* Task directions *
Locate every line in the material below that has the word "Defense". Copy each of those lines.

* Excerpted records *
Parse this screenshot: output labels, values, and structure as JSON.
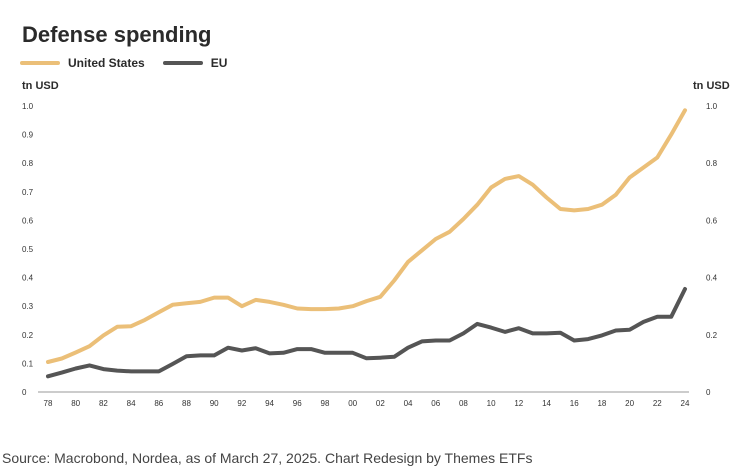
{
  "title": "Defense spending",
  "source": "Source: Macrobond, Nordea, as of March 27, 2025. Chart Redesign by Themes ETFs",
  "chart_data": {
    "type": "line",
    "title": "Defense spending",
    "y_unit_left": "tn USD",
    "y_unit_right": "tn USD",
    "legend_position": "top-left",
    "grid": false,
    "xlim": [
      1978,
      2024
    ],
    "ylim_left": [
      0,
      1.0
    ],
    "ylim_right": [
      0,
      1.0
    ],
    "y_ticks_left": [
      "0",
      "0.1",
      "0.2",
      "0.3",
      "0.4",
      "0.5",
      "0.6",
      "0.7",
      "0.8",
      "0.9",
      "1.0"
    ],
    "y_ticks_right": [
      "0",
      "0.2",
      "0.4",
      "0.6",
      "0.8",
      "1.0"
    ],
    "x_ticks": [
      "78",
      "80",
      "82",
      "84",
      "86",
      "88",
      "90",
      "92",
      "94",
      "96",
      "98",
      "00",
      "02",
      "04",
      "06",
      "08",
      "10",
      "12",
      "14",
      "16",
      "18",
      "20",
      "22",
      "24"
    ],
    "series": [
      {
        "name": "United States",
        "color": "#EBBF78",
        "x": [
          1978,
          1979,
          1980,
          1981,
          1982,
          1983,
          1984,
          1985,
          1986,
          1987,
          1988,
          1989,
          1990,
          1991,
          1992,
          1993,
          1994,
          1995,
          1996,
          1997,
          1998,
          1999,
          2000,
          2001,
          2002,
          2003,
          2004,
          2005,
          2006,
          2007,
          2008,
          2009,
          2010,
          2011,
          2012,
          2013,
          2014,
          2015,
          2016,
          2017,
          2018,
          2019,
          2020,
          2021,
          2022,
          2023,
          2024
        ],
        "values": [
          0.105,
          0.117,
          0.138,
          0.16,
          0.198,
          0.228,
          0.23,
          0.252,
          0.279,
          0.305,
          0.31,
          0.315,
          0.33,
          0.33,
          0.3,
          0.322,
          0.315,
          0.305,
          0.292,
          0.29,
          0.29,
          0.292,
          0.3,
          0.318,
          0.333,
          0.39,
          0.455,
          0.495,
          0.535,
          0.56,
          0.605,
          0.655,
          0.715,
          0.745,
          0.755,
          0.725,
          0.68,
          0.64,
          0.635,
          0.64,
          0.655,
          0.69,
          0.75,
          0.785,
          0.82,
          0.9,
          0.985
        ]
      },
      {
        "name": "EU",
        "color": "#555555",
        "x": [
          1978,
          1979,
          1980,
          1981,
          1982,
          1983,
          1984,
          1985,
          1986,
          1987,
          1988,
          1989,
          1990,
          1991,
          1992,
          1993,
          1994,
          1995,
          1996,
          1997,
          1998,
          1999,
          2000,
          2001,
          2002,
          2003,
          2004,
          2005,
          2006,
          2007,
          2008,
          2009,
          2010,
          2011,
          2012,
          2013,
          2014,
          2015,
          2016,
          2017,
          2018,
          2019,
          2020,
          2021,
          2022,
          2023,
          2024
        ],
        "values": [
          0.055,
          0.068,
          0.082,
          0.093,
          0.08,
          0.075,
          0.072,
          0.072,
          0.072,
          0.098,
          0.125,
          0.128,
          0.128,
          0.155,
          0.145,
          0.153,
          0.135,
          0.137,
          0.15,
          0.15,
          0.137,
          0.137,
          0.137,
          0.118,
          0.12,
          0.123,
          0.155,
          0.177,
          0.18,
          0.18,
          0.205,
          0.238,
          0.225,
          0.21,
          0.223,
          0.205,
          0.205,
          0.207,
          0.18,
          0.185,
          0.198,
          0.215,
          0.218,
          0.245,
          0.263,
          0.263,
          0.36
        ]
      }
    ]
  }
}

* Response to this task *
  "title": "Defense spending",
    "title": "Defense spending",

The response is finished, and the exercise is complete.